GIVEN TASK:
Search the records for "相比于对照组". Copy every line where it appears.

STORED RECORDS:

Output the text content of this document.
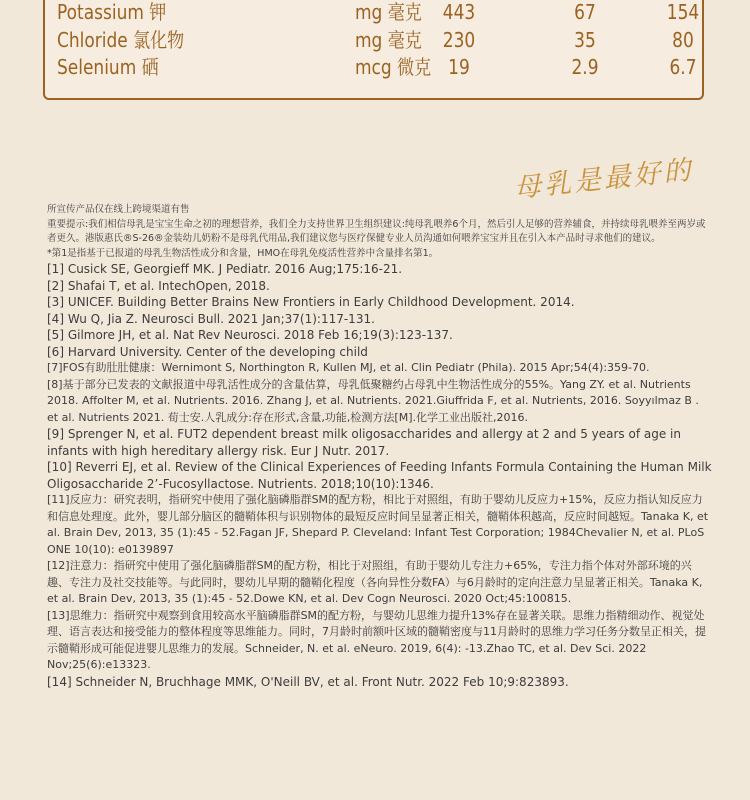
Potassium 钾	mg 毫克	443	67	154
Chloride 氯化物	mg 毫克	230	35	80
Selenium 硒	mcg 微克 19	2.9	6.7
母乳是最好的

所宣传产品仅在线上跨境渠道有售

重要提示:我们相信母乳是宝宝生命之初的理想营养，我们全力支持世界卫生组织建议:纯母乳喂养6个月，然后引人足够的营养辅食，并持续母乳喂养至两岁或者更久。港版惠氏®S-26®金装幼儿奶粉不是母乳代用品,我们建议您与医疗保健专业人员沟通如何喂养宝宝并且在引入本产品时寻求他们的建议。

*第1是指基于已报道的母乳生物活性成分和含量，HMO在母乳免疫活性营养中含量排名第1。

[1] Cusick SE, Georgieff MK. J Pediatr. 2016 Aug;175:16-21.

[2] Shafai T, et al. IntechOpen, 2018.

[3] UNICEF. Building Better Brains New Frontiers in Early Childhood Development. 2014.

[4] Wu Q, Jia Z. Neurosci Bull. 2021 Jan;37(1):117-131.

[5] Gilmore JH, et al. Nat Rev Neurosci. 2018 Feb 16;19(3):123-137.

[6] Harvard University. Center of the developing child

[7]FOS有助肚肚健康：Wernimont S, Northington R, Kullen MJ, et al. Clin Pediatr (Phila). 2015 Apr;54(4):359-70.

[8]基于部分已发表的文献报道中母乳活性成分的含量估算，母乳低聚糖约占母乳中生物活性成分的55%。Yang ZY. et al. Nutrients 2018. Affolter M, et al. Nutrients. 2016. Zhang J, et al. Nutrients. 2021.Giuffrida F, et al. Nutrients, 2016. Soyyılmaz B . et al. Nutrients 2021. 荀士安.人乳成分:存在形式,含量,功能,检测方法[M].化学工业出版社,2016.

[9] Sprenger N, et al. FUT2 dependent breast milk oligosaccharides and allergy at 2 and 5 years of age in infants with high hereditary allergy risk. Eur J Nutr. 2017.

[10] Reverri EJ, et al. Review of the Clinical Experiences of Feeding Infants Formula Containing the Human Milk Oligosaccharide 2’-Fucosyllactose. Nutrients. 2018;10(10):1346.

[11]反应力：研究表明，指研究中使用了强化脑磷脂群SM的配方粉，相比于对照组，有助于婴幼儿反应力+15%，反应力指认知反应力和信息处理度。此外，婴儿部分脑区的髓鞘体积与识别物体的最短反应时间呈显著正相关，髓鞘体积越高，反应时间越短。Tanaka K, et al. Brain Dev, 2013, 35 (1):45 - 52.Fagan JF, Shepard P. Cleveland: Infant Test Corporation; 1984Chevalier N, et al. PLoS ONE 10(10): e0139897

[12]注意力：指研究中使用了强化脑磷脂群SM的配方粉，相比于对照组，有助于婴幼儿专注力+65%，专注力指个体对外部环境的兴趣、专注力及社交技能等。与此同时，婴幼儿早期的髓鞘化程度（各向异性分数FA）与6月龄时的定向注意力呈显著正相关。Tanaka K, et al. Brain Dev, 2013, 35 (1):45 - 52.Dowe KN, et al. Dev Cogn Neurosci. 2020 Oct;45:100815.

[13]思维力：指研究中观察到食用较高水平脑磷脂群SM的配方粉，与婴幼儿思维力提升13%存在显著关联。思维力指精细动作、视觉处理、语言表达和接受能力的整体程度等思维能力。同时，7月龄时前额叶区域的髓鞘密度与11月龄时的思维力学习任务分数呈正相关，提示髓鞘形成可能促进婴儿思维力的发展。Schneider, N. et al. eNeuro. 2019, 6(4): -13.Zhao TC, et al. Dev Sci. 2022 Nov;25(6):e13323.

[14] Schneider N, Bruchhage MMK, O'Neill BV, et al. Front Nutr. 2022 Feb 10;9:823893.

EXERCISE ANSWER:
[11]反应力：研究表明，指研究中使用了强化脑磷脂群SM的配方粉，相比于对照组，有助于婴幼儿反应力+15%，反应力指认知反应力和信息处理度。此外，婴儿部分脑区的髓鞘体积与识别物体的最短反应时间呈显著正相关，髓鞘体积越高，反应时间越短。Tanaka K, et al. Brain Dev, 2013, 35 (1):45 - 52.Fagan JF, Shepard P. Cleveland: Infant Test Corporation; 1984Chevalier N, et al. PLoS ONE 10(10): e0139897
[12]注意力：指研究中使用了强化脑磷脂群SM的配方粉，相比于对照组，有助于婴幼儿专注力+65%，专注力指个体对外部环境的兴趣、专注力及社交技能等。与此同时，婴幼儿早期的髓鞘化程度（各向异性分数FA）与6月龄时的定向注意力呈显著正相关。Tanaka K, et al. Brain Dev, 2013, 35 (1):45 - 52.Dowe KN, et al. Dev Cogn Neurosci. 2020 Oct;45:100815.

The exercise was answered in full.